— Start —

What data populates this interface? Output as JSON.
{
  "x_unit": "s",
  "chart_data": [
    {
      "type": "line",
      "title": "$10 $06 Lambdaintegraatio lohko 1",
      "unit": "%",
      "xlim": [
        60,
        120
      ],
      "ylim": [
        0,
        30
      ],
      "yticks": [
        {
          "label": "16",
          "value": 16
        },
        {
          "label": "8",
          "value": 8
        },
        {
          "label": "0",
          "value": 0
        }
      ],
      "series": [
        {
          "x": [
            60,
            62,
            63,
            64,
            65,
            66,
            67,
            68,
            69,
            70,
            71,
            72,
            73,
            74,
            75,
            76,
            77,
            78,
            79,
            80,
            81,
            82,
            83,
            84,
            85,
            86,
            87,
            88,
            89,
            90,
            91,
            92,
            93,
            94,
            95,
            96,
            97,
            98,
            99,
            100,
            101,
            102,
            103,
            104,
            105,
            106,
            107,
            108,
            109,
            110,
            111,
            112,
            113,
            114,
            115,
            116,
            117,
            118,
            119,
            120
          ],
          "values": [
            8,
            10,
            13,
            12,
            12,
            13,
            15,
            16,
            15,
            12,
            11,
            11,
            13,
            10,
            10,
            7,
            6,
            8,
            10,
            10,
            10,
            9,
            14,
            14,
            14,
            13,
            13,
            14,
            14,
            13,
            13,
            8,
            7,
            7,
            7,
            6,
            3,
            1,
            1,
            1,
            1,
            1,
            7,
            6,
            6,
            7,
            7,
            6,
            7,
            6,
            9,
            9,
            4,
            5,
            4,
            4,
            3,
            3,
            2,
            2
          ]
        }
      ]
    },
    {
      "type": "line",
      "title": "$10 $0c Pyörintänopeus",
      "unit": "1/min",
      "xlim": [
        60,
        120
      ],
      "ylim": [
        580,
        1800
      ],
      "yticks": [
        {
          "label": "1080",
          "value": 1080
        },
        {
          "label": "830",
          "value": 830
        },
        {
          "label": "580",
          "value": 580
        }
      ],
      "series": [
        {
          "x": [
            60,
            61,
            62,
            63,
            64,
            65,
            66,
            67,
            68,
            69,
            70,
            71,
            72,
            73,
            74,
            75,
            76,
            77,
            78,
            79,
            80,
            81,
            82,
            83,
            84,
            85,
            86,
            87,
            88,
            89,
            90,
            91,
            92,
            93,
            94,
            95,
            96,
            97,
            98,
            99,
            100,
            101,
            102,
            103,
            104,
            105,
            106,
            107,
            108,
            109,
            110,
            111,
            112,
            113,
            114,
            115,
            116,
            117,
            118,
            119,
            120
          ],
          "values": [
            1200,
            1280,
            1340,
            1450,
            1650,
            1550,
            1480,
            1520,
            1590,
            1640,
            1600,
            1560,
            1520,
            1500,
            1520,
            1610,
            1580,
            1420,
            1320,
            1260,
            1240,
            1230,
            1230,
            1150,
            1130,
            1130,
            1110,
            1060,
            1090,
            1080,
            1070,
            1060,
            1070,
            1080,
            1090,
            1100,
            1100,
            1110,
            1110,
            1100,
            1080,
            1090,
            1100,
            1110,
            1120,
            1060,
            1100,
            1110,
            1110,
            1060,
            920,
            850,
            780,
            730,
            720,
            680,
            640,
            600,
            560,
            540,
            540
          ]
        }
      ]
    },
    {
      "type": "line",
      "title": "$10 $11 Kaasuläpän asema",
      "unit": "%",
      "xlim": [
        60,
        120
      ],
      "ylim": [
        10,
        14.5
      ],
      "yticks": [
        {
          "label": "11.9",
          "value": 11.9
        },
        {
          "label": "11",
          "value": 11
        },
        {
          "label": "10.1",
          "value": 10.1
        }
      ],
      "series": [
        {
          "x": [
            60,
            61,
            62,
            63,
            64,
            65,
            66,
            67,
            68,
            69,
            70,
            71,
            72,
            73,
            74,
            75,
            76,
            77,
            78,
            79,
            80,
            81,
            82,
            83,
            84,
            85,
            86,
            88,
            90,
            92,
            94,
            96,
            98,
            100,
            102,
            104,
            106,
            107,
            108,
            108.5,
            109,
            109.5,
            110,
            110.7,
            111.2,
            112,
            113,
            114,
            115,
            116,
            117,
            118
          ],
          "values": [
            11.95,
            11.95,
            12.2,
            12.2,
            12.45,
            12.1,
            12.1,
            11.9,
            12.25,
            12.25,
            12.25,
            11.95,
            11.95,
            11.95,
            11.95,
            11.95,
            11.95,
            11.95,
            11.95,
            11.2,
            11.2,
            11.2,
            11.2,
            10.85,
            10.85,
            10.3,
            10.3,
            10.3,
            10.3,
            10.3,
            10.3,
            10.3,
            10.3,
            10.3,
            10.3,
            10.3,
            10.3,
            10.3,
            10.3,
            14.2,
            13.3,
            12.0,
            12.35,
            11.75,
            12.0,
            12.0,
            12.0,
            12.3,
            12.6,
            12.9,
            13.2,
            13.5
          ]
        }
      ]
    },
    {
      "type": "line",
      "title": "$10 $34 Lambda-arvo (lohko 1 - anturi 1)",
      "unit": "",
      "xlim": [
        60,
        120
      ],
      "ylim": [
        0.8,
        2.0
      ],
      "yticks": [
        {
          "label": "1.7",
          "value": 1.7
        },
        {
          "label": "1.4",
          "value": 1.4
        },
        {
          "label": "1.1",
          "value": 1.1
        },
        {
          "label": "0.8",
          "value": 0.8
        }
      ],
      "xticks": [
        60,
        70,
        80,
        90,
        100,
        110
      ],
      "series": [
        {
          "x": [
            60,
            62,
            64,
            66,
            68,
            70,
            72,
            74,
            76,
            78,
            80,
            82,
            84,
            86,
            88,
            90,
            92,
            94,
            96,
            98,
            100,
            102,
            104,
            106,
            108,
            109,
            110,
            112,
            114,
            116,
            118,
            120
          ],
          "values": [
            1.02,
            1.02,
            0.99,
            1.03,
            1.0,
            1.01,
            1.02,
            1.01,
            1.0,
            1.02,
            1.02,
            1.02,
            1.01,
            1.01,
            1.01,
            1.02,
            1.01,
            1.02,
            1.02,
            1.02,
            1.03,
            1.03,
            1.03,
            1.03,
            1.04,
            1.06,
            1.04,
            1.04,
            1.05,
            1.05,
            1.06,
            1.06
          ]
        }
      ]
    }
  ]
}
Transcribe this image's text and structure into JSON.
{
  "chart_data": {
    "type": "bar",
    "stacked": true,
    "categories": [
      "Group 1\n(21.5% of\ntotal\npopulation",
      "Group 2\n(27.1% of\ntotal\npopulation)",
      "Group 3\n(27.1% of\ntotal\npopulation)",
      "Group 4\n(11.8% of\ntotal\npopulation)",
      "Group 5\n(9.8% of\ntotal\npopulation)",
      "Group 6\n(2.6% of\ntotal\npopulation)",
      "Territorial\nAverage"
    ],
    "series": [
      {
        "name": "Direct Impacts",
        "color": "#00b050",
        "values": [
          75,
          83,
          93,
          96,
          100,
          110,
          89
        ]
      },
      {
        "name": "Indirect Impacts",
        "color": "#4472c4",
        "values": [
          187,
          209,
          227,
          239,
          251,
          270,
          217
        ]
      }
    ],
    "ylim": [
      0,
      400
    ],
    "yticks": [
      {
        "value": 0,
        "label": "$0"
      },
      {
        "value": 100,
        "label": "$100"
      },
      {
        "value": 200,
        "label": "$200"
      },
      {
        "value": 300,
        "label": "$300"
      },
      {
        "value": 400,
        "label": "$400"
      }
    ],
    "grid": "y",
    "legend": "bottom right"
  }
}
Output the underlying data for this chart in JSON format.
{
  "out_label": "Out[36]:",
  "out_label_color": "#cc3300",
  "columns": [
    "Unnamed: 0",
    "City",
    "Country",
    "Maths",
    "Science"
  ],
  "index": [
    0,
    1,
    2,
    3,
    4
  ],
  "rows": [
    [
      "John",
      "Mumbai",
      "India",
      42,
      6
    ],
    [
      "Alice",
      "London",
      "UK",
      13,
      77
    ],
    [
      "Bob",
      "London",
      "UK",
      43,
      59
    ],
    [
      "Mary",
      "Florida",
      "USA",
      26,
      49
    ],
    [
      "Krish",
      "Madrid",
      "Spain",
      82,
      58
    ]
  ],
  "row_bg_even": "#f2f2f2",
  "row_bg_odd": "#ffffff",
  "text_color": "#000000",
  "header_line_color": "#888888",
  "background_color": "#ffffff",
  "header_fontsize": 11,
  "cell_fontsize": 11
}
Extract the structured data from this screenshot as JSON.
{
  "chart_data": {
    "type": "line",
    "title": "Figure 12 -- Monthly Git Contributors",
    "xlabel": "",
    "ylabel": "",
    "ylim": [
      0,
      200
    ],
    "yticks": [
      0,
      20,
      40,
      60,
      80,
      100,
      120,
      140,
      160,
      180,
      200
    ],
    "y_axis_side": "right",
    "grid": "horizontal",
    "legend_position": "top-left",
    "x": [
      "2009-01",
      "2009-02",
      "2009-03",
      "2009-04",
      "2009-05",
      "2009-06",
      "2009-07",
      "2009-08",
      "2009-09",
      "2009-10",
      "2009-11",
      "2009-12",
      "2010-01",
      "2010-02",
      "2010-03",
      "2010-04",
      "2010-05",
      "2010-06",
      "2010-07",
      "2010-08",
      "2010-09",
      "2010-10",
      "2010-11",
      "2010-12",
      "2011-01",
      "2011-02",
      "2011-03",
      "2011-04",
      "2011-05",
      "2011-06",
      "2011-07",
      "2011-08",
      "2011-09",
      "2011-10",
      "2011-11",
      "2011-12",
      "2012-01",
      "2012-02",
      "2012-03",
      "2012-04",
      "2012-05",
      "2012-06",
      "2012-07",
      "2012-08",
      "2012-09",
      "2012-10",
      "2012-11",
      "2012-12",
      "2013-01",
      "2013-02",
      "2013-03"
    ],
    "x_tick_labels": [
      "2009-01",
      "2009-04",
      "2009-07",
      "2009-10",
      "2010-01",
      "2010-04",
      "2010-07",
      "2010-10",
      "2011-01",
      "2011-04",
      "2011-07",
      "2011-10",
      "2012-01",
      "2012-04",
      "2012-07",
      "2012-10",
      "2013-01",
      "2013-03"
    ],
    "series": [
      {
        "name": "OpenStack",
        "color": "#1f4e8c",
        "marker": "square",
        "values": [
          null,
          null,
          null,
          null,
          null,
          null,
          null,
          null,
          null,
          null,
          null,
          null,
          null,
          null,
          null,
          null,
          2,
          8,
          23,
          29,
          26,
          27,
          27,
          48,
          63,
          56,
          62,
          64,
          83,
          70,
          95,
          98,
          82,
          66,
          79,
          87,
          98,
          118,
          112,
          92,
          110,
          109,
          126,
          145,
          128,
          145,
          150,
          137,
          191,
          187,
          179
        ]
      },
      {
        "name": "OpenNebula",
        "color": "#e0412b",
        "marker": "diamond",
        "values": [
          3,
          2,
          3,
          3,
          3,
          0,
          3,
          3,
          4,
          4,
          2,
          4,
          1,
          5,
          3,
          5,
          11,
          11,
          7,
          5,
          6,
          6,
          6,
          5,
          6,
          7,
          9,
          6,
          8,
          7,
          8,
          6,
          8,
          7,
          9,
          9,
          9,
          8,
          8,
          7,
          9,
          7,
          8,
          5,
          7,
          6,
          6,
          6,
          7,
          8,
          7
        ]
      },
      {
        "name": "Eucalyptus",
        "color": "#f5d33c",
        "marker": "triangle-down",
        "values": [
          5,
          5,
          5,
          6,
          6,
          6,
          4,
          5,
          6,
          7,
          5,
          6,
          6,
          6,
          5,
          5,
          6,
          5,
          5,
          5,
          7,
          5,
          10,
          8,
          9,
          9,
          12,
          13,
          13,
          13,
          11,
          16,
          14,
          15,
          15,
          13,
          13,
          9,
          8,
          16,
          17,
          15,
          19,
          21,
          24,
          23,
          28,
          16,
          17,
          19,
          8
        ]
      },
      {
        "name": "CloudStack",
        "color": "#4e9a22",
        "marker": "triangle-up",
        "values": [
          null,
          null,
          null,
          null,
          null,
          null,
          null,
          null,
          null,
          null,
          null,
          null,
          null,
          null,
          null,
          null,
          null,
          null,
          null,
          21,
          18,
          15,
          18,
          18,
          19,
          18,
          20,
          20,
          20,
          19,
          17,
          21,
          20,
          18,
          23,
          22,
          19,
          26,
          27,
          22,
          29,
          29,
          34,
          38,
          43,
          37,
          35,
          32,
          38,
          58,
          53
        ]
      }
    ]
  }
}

— End —

== YOUR GOAL ==
Every line of the listing that holds "Impacts" is to be counted; give only the resulting number.

== ANSWER FOR THIS EXERCISE ==
2